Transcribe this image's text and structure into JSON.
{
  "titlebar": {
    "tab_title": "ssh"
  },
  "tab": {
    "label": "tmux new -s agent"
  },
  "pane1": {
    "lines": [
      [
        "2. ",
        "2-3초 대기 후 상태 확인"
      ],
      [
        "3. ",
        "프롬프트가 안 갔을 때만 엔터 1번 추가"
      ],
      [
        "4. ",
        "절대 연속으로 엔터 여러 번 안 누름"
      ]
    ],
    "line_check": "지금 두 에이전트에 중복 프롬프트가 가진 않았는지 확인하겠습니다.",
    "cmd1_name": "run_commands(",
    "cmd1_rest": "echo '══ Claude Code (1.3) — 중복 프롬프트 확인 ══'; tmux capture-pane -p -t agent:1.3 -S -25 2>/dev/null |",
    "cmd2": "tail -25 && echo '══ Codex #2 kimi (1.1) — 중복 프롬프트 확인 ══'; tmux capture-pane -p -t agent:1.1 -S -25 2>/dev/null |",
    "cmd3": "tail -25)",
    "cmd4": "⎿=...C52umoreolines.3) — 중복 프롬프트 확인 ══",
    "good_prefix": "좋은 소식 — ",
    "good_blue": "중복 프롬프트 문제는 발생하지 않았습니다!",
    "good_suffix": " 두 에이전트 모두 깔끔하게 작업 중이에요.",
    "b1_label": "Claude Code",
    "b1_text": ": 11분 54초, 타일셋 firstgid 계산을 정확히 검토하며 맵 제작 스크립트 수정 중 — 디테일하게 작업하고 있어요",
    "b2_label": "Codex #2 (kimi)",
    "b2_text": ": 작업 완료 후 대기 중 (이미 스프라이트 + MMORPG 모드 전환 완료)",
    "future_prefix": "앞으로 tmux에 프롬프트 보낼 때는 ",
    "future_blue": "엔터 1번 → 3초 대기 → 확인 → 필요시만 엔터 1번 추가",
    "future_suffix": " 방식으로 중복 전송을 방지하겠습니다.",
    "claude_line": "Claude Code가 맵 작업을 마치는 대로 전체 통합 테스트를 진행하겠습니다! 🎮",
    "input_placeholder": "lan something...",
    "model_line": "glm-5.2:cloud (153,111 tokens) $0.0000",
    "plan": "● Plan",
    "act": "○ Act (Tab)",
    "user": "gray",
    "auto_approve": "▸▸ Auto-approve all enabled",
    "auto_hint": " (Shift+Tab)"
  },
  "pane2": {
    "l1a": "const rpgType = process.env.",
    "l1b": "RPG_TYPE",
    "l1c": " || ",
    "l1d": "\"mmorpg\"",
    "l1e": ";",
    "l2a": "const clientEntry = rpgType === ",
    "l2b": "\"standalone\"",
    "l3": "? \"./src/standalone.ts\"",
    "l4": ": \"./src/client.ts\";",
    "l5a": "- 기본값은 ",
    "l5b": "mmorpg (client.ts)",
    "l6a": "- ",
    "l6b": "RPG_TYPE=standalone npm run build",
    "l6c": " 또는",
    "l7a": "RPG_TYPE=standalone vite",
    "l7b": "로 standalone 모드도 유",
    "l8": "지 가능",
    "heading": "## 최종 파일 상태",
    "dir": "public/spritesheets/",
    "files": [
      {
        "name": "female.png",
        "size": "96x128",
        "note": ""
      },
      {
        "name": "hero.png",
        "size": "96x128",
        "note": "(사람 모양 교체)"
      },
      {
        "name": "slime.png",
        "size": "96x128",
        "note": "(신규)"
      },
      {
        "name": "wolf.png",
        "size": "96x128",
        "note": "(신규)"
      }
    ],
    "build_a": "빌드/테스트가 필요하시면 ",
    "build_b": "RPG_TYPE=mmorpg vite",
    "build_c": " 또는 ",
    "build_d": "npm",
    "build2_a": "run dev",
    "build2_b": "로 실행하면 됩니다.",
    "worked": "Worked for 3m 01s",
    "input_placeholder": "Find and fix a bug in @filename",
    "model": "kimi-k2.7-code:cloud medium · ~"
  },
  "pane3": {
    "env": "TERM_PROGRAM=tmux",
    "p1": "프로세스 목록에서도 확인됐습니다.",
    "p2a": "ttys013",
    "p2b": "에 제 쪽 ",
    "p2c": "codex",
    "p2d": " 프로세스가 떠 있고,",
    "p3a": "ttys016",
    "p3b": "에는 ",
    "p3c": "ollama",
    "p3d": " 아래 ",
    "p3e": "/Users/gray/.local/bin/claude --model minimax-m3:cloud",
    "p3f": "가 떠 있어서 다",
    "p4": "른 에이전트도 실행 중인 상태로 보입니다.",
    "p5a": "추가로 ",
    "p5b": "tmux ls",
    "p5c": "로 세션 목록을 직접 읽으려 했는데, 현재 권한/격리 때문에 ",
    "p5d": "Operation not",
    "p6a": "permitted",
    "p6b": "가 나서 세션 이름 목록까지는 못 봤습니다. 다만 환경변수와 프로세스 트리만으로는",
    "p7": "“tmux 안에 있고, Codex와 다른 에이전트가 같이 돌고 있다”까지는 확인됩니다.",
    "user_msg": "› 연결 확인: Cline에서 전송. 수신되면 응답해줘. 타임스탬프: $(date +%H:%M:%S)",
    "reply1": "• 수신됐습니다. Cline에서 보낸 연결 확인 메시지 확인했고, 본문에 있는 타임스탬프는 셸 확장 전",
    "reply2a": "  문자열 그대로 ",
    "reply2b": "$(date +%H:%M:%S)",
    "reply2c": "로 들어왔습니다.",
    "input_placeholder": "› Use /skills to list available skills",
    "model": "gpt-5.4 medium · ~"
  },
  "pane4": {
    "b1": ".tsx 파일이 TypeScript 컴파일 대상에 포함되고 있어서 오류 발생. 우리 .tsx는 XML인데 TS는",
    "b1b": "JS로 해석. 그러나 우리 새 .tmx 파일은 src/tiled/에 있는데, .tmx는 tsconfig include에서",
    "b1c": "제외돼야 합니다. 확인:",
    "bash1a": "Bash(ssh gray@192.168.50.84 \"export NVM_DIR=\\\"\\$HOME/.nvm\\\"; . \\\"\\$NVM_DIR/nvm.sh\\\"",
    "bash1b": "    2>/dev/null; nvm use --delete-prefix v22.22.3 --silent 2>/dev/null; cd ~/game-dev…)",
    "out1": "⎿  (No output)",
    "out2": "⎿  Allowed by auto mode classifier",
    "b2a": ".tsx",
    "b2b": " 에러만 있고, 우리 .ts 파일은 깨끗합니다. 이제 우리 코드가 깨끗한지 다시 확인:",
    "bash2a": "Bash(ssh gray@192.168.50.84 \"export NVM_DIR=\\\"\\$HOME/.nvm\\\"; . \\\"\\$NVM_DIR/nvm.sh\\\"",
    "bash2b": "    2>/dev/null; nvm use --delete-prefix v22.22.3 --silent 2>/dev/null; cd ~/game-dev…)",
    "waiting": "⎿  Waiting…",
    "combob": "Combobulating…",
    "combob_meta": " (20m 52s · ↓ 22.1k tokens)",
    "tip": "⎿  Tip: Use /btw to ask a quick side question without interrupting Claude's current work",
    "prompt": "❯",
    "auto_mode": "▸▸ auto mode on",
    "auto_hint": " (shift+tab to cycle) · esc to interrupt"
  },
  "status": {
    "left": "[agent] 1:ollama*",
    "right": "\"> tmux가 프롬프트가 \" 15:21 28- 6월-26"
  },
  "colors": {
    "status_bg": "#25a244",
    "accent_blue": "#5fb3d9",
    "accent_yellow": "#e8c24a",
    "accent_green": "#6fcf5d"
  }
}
———
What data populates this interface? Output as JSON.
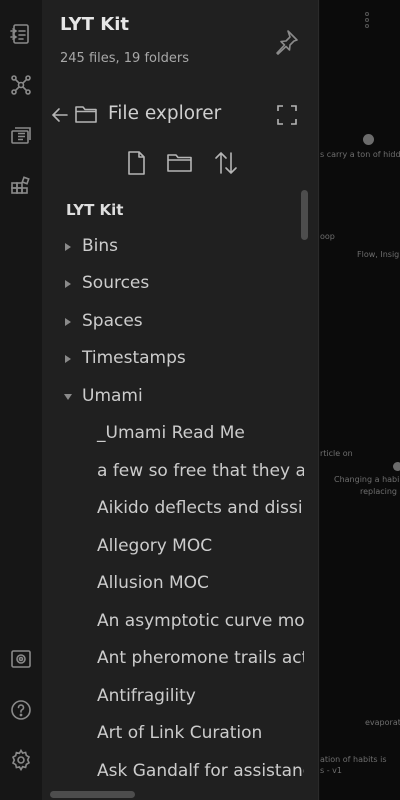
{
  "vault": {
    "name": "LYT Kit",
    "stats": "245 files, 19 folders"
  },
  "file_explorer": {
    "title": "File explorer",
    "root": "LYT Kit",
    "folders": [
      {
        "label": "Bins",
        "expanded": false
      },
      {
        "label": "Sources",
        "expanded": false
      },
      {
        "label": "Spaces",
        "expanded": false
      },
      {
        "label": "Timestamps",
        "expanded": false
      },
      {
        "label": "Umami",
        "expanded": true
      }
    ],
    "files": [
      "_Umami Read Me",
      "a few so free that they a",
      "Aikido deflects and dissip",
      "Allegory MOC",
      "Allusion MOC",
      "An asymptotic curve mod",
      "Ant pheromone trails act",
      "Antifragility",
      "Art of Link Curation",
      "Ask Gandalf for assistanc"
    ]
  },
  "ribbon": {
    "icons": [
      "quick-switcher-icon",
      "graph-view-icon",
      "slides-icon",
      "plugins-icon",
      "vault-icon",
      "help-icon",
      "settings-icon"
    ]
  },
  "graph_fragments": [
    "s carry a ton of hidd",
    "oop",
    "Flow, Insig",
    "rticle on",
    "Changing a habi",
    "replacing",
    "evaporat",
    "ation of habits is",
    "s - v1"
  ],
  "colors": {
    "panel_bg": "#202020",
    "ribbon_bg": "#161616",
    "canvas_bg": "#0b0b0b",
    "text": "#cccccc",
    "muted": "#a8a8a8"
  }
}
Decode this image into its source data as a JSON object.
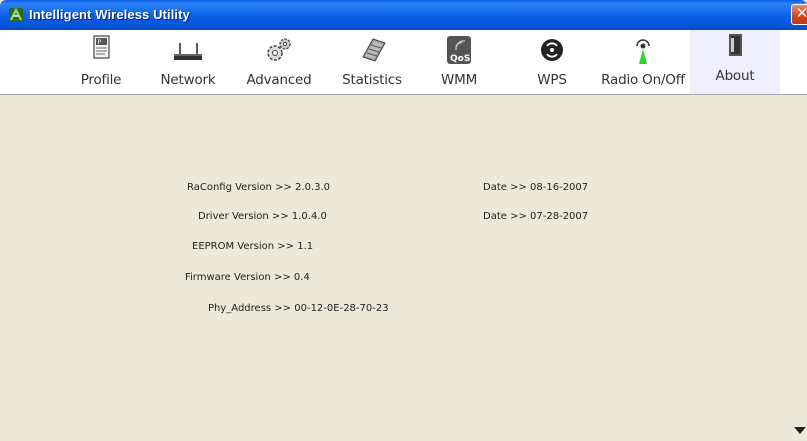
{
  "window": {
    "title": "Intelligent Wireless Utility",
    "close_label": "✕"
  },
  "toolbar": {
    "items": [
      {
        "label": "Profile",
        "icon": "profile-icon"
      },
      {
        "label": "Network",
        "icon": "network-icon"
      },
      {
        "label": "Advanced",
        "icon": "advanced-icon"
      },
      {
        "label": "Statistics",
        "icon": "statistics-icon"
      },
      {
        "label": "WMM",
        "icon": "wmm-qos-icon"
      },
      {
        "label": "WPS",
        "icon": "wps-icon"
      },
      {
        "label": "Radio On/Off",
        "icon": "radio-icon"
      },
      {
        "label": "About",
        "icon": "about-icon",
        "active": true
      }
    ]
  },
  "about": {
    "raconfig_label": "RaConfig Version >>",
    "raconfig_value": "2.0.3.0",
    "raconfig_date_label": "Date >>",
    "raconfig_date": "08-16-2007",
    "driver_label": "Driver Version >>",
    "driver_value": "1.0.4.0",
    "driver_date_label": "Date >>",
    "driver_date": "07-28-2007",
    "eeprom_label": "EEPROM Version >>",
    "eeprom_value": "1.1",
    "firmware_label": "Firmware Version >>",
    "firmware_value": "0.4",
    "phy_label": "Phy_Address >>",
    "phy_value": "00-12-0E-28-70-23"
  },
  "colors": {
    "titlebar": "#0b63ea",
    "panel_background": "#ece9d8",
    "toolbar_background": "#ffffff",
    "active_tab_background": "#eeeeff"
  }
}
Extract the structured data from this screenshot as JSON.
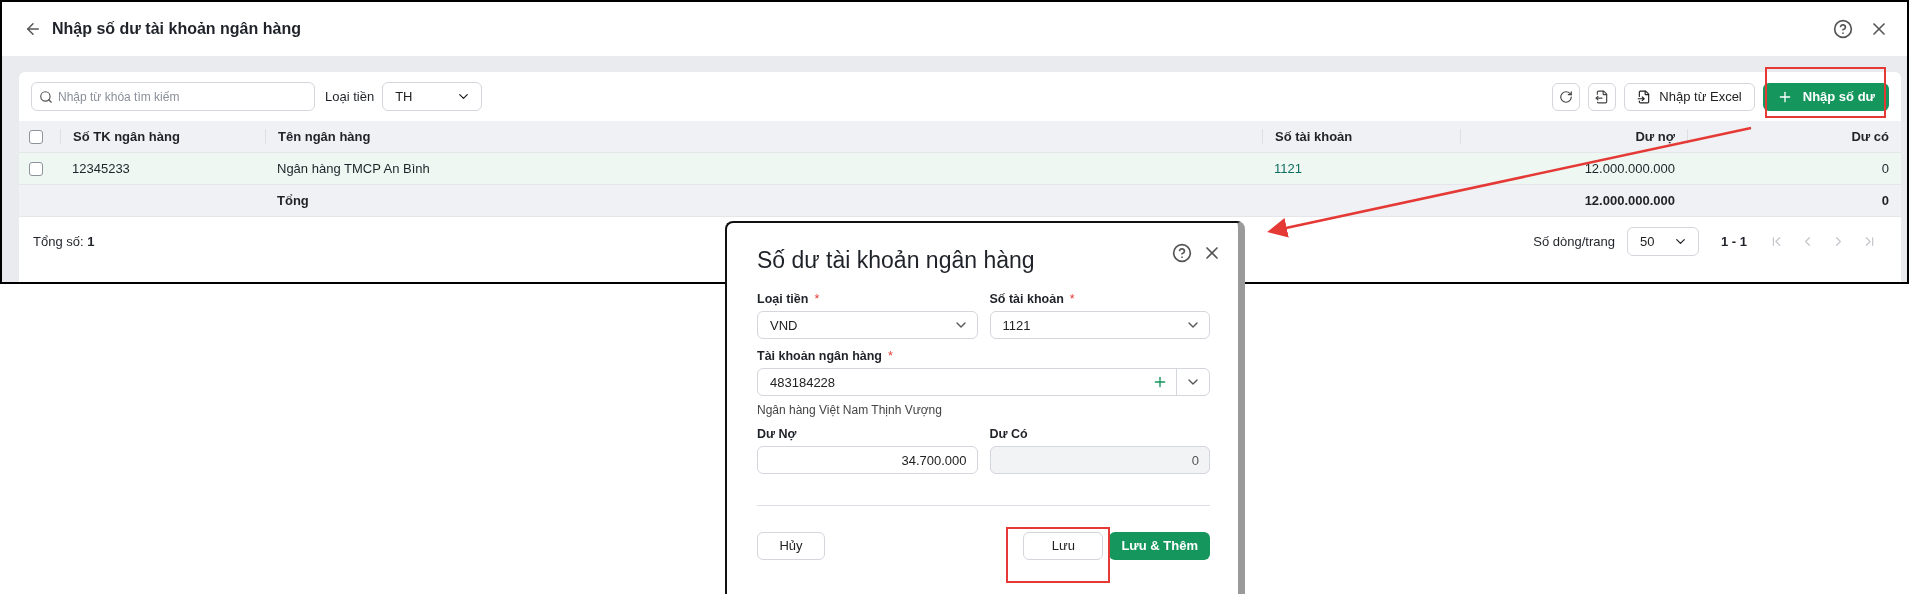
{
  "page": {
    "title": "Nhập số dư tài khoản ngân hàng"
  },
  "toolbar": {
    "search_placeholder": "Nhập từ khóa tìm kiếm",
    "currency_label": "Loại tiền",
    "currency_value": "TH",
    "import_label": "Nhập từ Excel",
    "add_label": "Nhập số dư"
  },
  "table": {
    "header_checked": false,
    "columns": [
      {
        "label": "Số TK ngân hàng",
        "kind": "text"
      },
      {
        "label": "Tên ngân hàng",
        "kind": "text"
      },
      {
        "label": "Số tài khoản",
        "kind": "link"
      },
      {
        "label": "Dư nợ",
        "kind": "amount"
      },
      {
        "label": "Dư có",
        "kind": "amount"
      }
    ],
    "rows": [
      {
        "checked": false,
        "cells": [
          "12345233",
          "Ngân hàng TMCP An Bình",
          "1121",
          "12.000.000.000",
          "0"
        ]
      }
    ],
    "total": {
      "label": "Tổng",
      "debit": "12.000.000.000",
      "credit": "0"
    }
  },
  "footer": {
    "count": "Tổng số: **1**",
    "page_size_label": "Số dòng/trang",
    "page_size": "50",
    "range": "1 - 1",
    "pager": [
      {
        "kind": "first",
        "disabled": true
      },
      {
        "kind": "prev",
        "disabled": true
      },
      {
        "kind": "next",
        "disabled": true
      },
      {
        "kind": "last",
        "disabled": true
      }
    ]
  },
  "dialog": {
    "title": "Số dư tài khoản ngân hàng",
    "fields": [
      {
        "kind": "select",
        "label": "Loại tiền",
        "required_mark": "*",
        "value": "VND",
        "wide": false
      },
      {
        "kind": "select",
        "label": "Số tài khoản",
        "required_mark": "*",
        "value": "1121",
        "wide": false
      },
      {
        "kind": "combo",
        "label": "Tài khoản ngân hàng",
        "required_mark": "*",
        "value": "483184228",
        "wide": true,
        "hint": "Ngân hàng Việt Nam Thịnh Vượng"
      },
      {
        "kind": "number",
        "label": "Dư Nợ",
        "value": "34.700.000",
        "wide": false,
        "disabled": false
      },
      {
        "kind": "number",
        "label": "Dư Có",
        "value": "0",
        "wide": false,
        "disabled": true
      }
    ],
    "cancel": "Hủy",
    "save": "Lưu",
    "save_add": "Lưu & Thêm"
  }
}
———
Find the word "cloud" in the material, then list each line that holds it.

*Exercise output*.
    "model_line": "glm-5.2:cloud (153,111 tokens) $0.0000",
    "model": "kimi-k2.7-code:cloud medium · ~"
    "p3e": "/Users/gray/.local/bin/claude --model minimax-m3:cloud",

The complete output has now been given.